__Your objective__: Output the full listing below exactly as it reads, and skip anything that is a picture.

(Data items)
++++

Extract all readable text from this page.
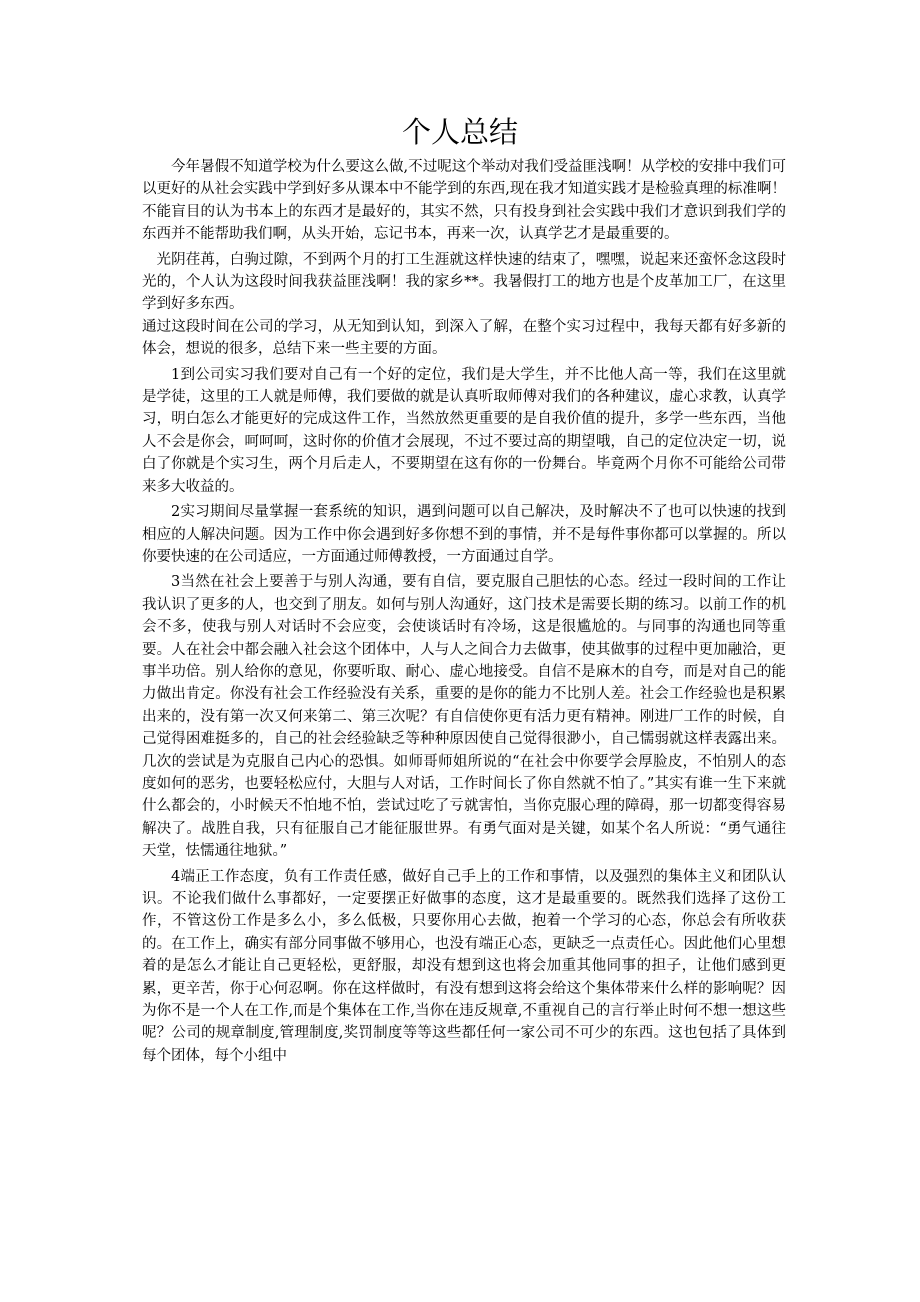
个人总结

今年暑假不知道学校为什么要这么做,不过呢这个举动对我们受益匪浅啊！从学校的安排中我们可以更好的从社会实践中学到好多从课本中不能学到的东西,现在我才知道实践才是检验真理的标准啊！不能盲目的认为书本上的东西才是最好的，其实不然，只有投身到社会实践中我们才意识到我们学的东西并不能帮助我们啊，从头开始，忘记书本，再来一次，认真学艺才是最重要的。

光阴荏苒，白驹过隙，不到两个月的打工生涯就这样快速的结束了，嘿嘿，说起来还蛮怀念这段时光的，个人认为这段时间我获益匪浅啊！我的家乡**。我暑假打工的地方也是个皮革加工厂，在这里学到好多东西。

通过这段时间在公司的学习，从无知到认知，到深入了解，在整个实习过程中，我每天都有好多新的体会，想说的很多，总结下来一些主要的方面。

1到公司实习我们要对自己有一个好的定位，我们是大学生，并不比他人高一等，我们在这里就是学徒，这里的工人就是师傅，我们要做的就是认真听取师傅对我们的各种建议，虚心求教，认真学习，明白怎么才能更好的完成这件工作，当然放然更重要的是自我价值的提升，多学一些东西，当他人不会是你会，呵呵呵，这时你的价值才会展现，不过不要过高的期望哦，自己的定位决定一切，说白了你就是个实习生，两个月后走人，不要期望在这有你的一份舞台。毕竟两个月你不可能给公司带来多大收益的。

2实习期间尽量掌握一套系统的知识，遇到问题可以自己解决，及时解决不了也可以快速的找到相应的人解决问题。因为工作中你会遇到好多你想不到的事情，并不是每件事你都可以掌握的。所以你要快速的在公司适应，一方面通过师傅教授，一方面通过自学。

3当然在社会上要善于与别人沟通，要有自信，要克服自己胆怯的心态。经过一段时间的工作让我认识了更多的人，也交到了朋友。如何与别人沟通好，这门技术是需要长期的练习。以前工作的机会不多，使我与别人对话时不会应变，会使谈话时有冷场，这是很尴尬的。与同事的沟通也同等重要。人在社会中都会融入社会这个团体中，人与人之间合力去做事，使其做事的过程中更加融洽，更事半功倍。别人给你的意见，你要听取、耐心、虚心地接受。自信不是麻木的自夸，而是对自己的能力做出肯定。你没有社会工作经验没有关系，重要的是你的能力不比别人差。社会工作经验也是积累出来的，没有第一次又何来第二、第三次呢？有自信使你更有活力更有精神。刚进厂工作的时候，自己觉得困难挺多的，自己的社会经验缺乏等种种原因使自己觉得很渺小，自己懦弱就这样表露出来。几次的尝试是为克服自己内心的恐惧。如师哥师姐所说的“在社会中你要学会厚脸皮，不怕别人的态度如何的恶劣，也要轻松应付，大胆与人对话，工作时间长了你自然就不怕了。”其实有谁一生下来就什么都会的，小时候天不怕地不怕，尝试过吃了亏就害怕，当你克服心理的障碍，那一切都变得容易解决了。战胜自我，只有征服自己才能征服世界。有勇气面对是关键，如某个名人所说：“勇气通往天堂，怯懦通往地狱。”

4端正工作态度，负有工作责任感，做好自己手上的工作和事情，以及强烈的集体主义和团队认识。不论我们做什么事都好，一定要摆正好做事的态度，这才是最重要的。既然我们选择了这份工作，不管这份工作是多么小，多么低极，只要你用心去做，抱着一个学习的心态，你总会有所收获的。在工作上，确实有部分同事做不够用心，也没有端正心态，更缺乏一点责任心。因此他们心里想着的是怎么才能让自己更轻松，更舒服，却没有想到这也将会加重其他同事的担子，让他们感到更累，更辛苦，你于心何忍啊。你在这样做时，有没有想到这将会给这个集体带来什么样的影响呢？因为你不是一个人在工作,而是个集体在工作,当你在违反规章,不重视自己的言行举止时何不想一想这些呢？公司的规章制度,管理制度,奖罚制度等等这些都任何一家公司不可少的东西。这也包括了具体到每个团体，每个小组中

++++

__Response to the task__:
Extract all readable text from this page.
个人总结

今年暑假不知道学校为什么要这么做,不过呢这个举动对我们受益匪浅啊！从学校的安排中我们可以更好的从社会实践中学到好多从课本中不能学到的东西,现在我才知道实践才是检验真理的标准啊！不能盲目的认为书本上的东西才是最好的，其实不然，只有投身到社会实践中我们才意识到我们学的东西并不能帮助我们啊，从头开始，忘记书本，再来一次，认真学艺才是最重要的。

光阴荏苒，白驹过隙，不到两个月的打工生涯就这样快速的结束了，嘿嘿，说起来还蛮怀念这段时光的，个人认为这段时间我获益匪浅啊！我的家乡**。我暑假打工的地方也是个皮革加工厂，在这里学到好多东西。

通过这段时间在公司的学习，从无知到认知，到深入了解，在整个实习过程中，我每天都有好多新的体会，想说的很多，总结下来一些主要的方面。

1到公司实习我们要对自己有一个好的定位，我们是大学生，并不比他人高一等，我们在这里就是学徒，这里的工人就是师傅，我们要做的就是认真听取师傅对我们的各种建议，虚心求教，认真学习，明白怎么才能更好的完成这件工作，当然放然更重要的是自我价值的提升，多学一些东西，当他人不会是你会，呵呵呵，这时你的价值才会展现，不过不要过高的期望哦，自己的定位决定一切，说白了你就是个实习生，两个月后走人，不要期望在这有你的一份舞台。毕竟两个月你不可能给公司带来多大收益的。

2实习期间尽量掌握一套系统的知识，遇到问题可以自己解决，及时解决不了也可以快速的找到相应的人解决问题。因为工作中你会遇到好多你想不到的事情，并不是每件事你都可以掌握的。所以你要快速的在公司适应，一方面通过师傅教授，一方面通过自学。

3当然在社会上要善于与别人沟通，要有自信，要克服自己胆怯的心态。经过一段时间的工作让我认识了更多的人，也交到了朋友。如何与别人沟通好，这门技术是需要长期的练习。以前工作的机会不多，使我与别人对话时不会应变，会使谈话时有冷场，这是很尴尬的。与同事的沟通也同等重要。人在社会中都会融入社会这个团体中，人与人之间合力去做事，使其做事的过程中更加融洽，更事半功倍。别人给你的意见，你要听取、耐心、虚心地接受。自信不是麻木的自夸，而是对自己的能力做出肯定。你没有社会工作经验没有关系，重要的是你的能力不比别人差。社会工作经验也是积累出来的，没有第一次又何来第二、第三次呢？有自信使你更有活力更有精神。刚进厂工作的时候，自己觉得困难挺多的，自己的社会经验缺乏等种种原因使自己觉得很渺小，自己懦弱就这样表露出来。几次的尝试是为克服自己内心的恐惧。如师哥师姐所说的“在社会中你要学会厚脸皮，不怕别人的态度如何的恶劣，也要轻松应付，大胆与人对话，工作时间长了你自然就不怕了。”其实有谁一生下来就什么都会的，小时候天不怕地不怕，尝试过吃了亏就害怕，当你克服心理的障碍，那一切都变得容易解决了。战胜自我，只有征服自己才能征服世界。有勇气面对是关键，如某个名人所说：“勇气通往天堂，怯懦通往地狱。”

4端正工作态度，负有工作责任感，做好自己手上的工作和事情，以及强烈的集体主义和团队认识。不论我们做什么事都好，一定要摆正好做事的态度，这才是最重要的。既然我们选择了这份工作，不管这份工作是多么小，多么低极，只要你用心去做，抱着一个学习的心态，你总会有所收获的。在工作上，确实有部分同事做不够用心，也没有端正心态，更缺乏一点责任心。因此他们心里想着的是怎么才能让自己更轻松，更舒服，却没有想到这也将会加重其他同事的担子，让他们感到更累，更辛苦，你于心何忍啊。你在这样做时，有没有想到这将会给这个集体带来什么样的影响呢？因为你不是一个人在工作,而是个集体在工作,当你在违反规章,不重视自己的言行举止时何不想一想这些呢？公司的规章制度,管理制度,奖罚制度等等这些都任何一家公司不可少的东西。这也包括了具体到每个团体，每个小组中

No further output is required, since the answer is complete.